Extracted data entries.

····················

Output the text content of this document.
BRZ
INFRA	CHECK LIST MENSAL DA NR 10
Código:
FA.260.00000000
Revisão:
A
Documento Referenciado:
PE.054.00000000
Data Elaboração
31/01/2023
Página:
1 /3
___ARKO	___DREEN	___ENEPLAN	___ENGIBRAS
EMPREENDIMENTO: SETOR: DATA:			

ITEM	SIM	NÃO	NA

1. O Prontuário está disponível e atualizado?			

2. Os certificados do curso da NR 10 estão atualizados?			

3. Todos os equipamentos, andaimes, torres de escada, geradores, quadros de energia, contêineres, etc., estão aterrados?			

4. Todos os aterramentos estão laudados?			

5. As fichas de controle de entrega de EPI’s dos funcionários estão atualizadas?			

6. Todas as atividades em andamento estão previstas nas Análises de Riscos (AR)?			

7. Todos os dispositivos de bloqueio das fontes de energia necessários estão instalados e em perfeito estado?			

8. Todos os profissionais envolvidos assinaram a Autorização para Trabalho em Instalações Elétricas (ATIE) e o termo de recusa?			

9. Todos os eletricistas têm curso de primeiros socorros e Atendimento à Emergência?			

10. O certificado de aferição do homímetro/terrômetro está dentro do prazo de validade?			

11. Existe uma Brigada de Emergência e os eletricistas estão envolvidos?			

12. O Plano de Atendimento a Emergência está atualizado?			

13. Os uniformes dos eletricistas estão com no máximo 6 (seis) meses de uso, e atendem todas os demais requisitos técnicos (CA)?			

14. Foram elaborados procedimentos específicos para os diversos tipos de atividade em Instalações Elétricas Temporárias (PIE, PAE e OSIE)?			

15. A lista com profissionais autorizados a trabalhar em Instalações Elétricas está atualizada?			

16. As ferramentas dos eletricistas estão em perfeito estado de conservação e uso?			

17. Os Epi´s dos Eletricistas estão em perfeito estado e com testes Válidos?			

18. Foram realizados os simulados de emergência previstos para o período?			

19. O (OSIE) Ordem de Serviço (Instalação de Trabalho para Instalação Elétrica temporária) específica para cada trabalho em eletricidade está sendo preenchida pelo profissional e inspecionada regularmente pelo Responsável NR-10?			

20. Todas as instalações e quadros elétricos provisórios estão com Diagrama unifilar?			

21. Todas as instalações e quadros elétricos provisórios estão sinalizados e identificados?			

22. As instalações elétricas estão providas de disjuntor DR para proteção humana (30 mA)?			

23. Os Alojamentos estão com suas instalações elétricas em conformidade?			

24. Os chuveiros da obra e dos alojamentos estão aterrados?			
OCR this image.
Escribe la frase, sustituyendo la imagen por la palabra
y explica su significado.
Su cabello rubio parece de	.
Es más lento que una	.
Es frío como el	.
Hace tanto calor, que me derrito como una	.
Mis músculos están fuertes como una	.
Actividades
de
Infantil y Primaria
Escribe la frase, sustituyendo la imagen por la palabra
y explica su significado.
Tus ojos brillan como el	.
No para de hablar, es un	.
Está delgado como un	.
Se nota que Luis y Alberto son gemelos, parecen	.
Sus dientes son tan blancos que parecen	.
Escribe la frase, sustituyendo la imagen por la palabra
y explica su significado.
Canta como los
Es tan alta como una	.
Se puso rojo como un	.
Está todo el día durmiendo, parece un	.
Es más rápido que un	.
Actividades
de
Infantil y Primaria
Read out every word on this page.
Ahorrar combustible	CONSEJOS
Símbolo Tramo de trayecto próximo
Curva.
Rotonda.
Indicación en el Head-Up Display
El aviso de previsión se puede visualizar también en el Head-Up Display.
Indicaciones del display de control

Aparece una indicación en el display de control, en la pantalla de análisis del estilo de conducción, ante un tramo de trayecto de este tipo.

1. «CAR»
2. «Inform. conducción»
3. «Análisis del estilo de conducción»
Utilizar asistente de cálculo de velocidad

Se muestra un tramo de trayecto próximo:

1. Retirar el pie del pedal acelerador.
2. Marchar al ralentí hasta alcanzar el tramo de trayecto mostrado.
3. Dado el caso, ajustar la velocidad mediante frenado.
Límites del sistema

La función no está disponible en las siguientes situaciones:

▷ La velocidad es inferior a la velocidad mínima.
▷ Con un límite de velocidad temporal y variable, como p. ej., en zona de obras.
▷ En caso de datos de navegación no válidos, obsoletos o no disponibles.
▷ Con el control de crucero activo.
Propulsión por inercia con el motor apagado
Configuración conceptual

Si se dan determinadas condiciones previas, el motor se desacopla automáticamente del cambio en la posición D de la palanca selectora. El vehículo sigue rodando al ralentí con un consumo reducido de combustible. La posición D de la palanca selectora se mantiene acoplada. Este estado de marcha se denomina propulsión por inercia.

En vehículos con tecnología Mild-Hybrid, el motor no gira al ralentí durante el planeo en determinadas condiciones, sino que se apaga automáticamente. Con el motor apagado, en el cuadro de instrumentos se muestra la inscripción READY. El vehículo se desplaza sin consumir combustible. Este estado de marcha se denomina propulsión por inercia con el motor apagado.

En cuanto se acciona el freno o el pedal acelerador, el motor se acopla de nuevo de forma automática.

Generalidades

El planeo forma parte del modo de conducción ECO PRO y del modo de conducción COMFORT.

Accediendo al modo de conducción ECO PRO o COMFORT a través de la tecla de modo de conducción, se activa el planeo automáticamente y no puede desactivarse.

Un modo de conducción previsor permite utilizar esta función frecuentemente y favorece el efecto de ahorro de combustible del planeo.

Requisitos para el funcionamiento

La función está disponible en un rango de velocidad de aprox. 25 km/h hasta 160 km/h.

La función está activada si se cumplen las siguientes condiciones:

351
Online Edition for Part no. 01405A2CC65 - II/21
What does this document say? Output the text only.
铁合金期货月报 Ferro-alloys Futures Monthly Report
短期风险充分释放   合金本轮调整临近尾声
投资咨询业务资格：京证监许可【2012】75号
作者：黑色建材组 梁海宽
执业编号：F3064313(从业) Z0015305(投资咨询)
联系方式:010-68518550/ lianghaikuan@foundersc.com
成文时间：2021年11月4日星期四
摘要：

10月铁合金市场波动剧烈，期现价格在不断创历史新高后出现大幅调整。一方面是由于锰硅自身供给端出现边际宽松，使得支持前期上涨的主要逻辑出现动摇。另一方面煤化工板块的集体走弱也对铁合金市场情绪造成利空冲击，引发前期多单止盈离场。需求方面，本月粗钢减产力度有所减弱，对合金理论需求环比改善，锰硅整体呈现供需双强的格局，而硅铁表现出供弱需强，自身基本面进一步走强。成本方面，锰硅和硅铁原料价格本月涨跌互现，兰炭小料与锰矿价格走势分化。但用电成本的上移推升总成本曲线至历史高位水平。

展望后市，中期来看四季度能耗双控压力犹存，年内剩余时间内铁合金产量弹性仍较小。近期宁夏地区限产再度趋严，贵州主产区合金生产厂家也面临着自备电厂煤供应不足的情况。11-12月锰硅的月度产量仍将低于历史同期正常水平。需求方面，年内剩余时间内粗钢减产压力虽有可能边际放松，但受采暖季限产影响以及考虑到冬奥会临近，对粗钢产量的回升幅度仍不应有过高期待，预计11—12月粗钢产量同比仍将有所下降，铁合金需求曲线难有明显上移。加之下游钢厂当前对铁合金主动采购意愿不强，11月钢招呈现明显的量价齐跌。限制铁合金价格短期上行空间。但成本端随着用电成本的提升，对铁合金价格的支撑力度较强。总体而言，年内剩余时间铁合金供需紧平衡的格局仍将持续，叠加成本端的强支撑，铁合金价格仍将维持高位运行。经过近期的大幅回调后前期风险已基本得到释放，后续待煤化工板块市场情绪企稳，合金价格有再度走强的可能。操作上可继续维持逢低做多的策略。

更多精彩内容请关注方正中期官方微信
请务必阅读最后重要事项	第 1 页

····················

Work required. Using the listing above, reproduce each line without omission.

Expected answer.
Output the text content of this document.
BRZ
INFRA	CHECK LIST MENSAL DA NR 10
Código:
FA.260.00000000
Revisão:
A
Documento Referenciado:
PE.054.00000000
Data Elaboração
31/01/2023
Página:
1 /3
___ARKO	___DREEN	___ENEPLAN	___ENGIBRAS
EMPREENDIMENTO: SETOR: DATA:			

ITEM	SIM	NÃO	NA

1. O Prontuário está disponível e atualizado?			

2. Os certificados do curso da NR 10 estão atualizados?			

3. Todos os equipamentos, andaimes, torres de escada, geradores, quadros de energia, contêineres, etc., estão aterrados?			

4. Todos os aterramentos estão laudados?			

5. As fichas de controle de entrega de EPI’s dos funcionários estão atualizadas?			

6. Todas as atividades em andamento estão previstas nas Análises de Riscos (AR)?			

7. Todos os dispositivos de bloqueio das fontes de energia necessários estão instalados e em perfeito estado?			

8. Todos os profissionais envolvidos assinaram a Autorização para Trabalho em Instalações Elétricas (ATIE) e o termo de recusa?			

9. Todos os eletricistas têm curso de primeiros socorros e Atendimento à Emergência?			

10. O certificado de aferição do homímetro/terrômetro está dentro do prazo de validade?			

11. Existe uma Brigada de Emergência e os eletricistas estão envolvidos?			

12. O Plano de Atendimento a Emergência está atualizado?			

13. Os uniformes dos eletricistas estão com no máximo 6 (seis) meses de uso, e atendem todas os demais requisitos técnicos (CA)?			

14. Foram elaborados procedimentos específicos para os diversos tipos de atividade em Instalações Elétricas Temporárias (PIE, PAE e OSIE)?			

15. A lista com profissionais autorizados a trabalhar em Instalações Elétricas está atualizada?			

16. As ferramentas dos eletricistas estão em perfeito estado de conservação e uso?			

17. Os Epi´s dos Eletricistas estão em perfeito estado e com testes Válidos?			

18. Foram realizados os simulados de emergência previstos para o período?			

19. O (OSIE) Ordem de Serviço (Instalação de Trabalho para Instalação Elétrica temporária) específica para cada trabalho em eletricidade está sendo preenchida pelo profissional e inspecionada regularmente pelo Responsável NR-10?			

20. Todas as instalações e quadros elétricos provisórios estão com Diagrama unifilar?			

21. Todas as instalações e quadros elétricos provisórios estão sinalizados e identificados?			

22. As instalações elétricas estão providas de disjuntor DR para proteção humana (30 mA)?			

23. Os Alojamentos estão com suas instalações elétricas em conformidade?			

24. Os chuveiros da obra e dos alojamentos estão aterrados?			
OCR this image.
Escribe la frase, sustituyendo la imagen por la palabra
y explica su significado.
Su cabello rubio parece de	.
Es más lento que una	.
Es frío como el	.
Hace tanto calor, que me derrito como una	.
Mis músculos están fuertes como una	.
Actividades
de
Infantil y Primaria
Escribe la frase, sustituyendo la imagen por la palabra
y explica su significado.
Tus ojos brillan como el	.
No para de hablar, es un	.
Está delgado como un	.
Se nota que Luis y Alberto son gemelos, parecen	.
Sus dientes son tan blancos que parecen	.
Escribe la frase, sustituyendo la imagen por la palabra
y explica su significado.
Canta como los
Es tan alta como una	.
Se puso rojo como un	.
Está todo el día durmiendo, parece un	.
Es más rápido que un	.
Actividades
de
Infantil y Primaria
Read out every word on this page.
Ahorrar combustible	CONSEJOS
Símbolo Tramo de trayecto próximo
Curva.
Rotonda.
Indicación en el Head-Up Display
El aviso de previsión se puede visualizar también en el Head-Up Display.
Indicaciones del display de control

Aparece una indicación en el display de control, en la pantalla de análisis del estilo de conducción, ante un tramo de trayecto de este tipo.

1. «CAR»
2. «Inform. conducción»
3. «Análisis del estilo de conducción»
Utilizar asistente de cálculo de velocidad

Se muestra un tramo de trayecto próximo:

1. Retirar el pie del pedal acelerador.
2. Marchar al ralentí hasta alcanzar el tramo de trayecto mostrado.
3. Dado el caso, ajustar la velocidad mediante frenado.
Límites del sistema

La función no está disponible en las siguientes situaciones:

▷ La velocidad es inferior a la velocidad mínima.
▷ Con un límite de velocidad temporal y variable, como p. ej., en zona de obras.
▷ En caso de datos de navegación no válidos, obsoletos o no disponibles.
▷ Con el control de crucero activo.
Propulsión por inercia con el motor apagado
Configuración conceptual

Si se dan determinadas condiciones previas, el motor se desacopla automáticamente del cambio en la posición D de la palanca selectora. El vehículo sigue rodando al ralentí con un consumo reducido de combustible. La posición D de la palanca selectora se mantiene acoplada. Este estado de marcha se denomina propulsión por inercia.

En vehículos con tecnología Mild-Hybrid, el motor no gira al ralentí durante el planeo en determinadas condiciones, sino que se apaga automáticamente. Con el motor apagado, en el cuadro de instrumentos se muestra la inscripción READY. El vehículo se desplaza sin consumir combustible. Este estado de marcha se denomina propulsión por inercia con el motor apagado.

En cuanto se acciona el freno o el pedal acelerador, el motor se acopla de nuevo de forma automática.

Generalidades

El planeo forma parte del modo de conducción ECO PRO y del modo de conducción COMFORT.

Accediendo al modo de conducción ECO PRO o COMFORT a través de la tecla de modo de conducción, se activa el planeo automáticamente y no puede desactivarse.

Un modo de conducción previsor permite utilizar esta función frecuentemente y favorece el efecto de ahorro de combustible del planeo.

Requisitos para el funcionamiento

La función está disponible en un rango de velocidad de aprox. 25 km/h hasta 160 km/h.

La función está activada si se cumplen las siguientes condiciones:

351
Online Edition for Part no. 01405A2CC65 - II/21
What does this document say? Output the text only.
铁合金期货月报 Ferro-alloys Futures Monthly Report
短期风险充分释放   合金本轮调整临近尾声
投资咨询业务资格：京证监许可【2012】75号
作者：黑色建材组 梁海宽
执业编号：F3064313(从业) Z0015305(投资咨询)
联系方式:010-68518550/ lianghaikuan@foundersc.com
成文时间：2021年11月4日星期四
摘要：

10月铁合金市场波动剧烈，期现价格在不断创历史新高后出现大幅调整。一方面是由于锰硅自身供给端出现边际宽松，使得支持前期上涨的主要逻辑出现动摇。另一方面煤化工板块的集体走弱也对铁合金市场情绪造成利空冲击，引发前期多单止盈离场。需求方面，本月粗钢减产力度有所减弱，对合金理论需求环比改善，锰硅整体呈现供需双强的格局，而硅铁表现出供弱需强，自身基本面进一步走强。成本方面，锰硅和硅铁原料价格本月涨跌互现，兰炭小料与锰矿价格走势分化。但用电成本的上移推升总成本曲线至历史高位水平。

展望后市，中期来看四季度能耗双控压力犹存，年内剩余时间内铁合金产量弹性仍较小。近期宁夏地区限产再度趋严，贵州主产区合金生产厂家也面临着自备电厂煤供应不足的情况。11-12月锰硅的月度产量仍将低于历史同期正常水平。需求方面，年内剩余时间内粗钢减产压力虽有可能边际放松，但受采暖季限产影响以及考虑到冬奥会临近，对粗钢产量的回升幅度仍不应有过高期待，预计11—12月粗钢产量同比仍将有所下降，铁合金需求曲线难有明显上移。加之下游钢厂当前对铁合金主动采购意愿不强，11月钢招呈现明显的量价齐跌。限制铁合金价格短期上行空间。但成本端随着用电成本的提升，对铁合金价格的支撑力度较强。总体而言，年内剩余时间铁合金供需紧平衡的格局仍将持续，叠加成本端的强支撑，铁合金价格仍将维持高位运行。经过近期的大幅回调后前期风险已基本得到释放，后续待煤化工板块市场情绪企稳，合金价格有再度走强的可能。操作上可继续维持逢低做多的策略。

更多精彩内容请关注方正中期官方微信
请务必阅读最后重要事项	第 1 页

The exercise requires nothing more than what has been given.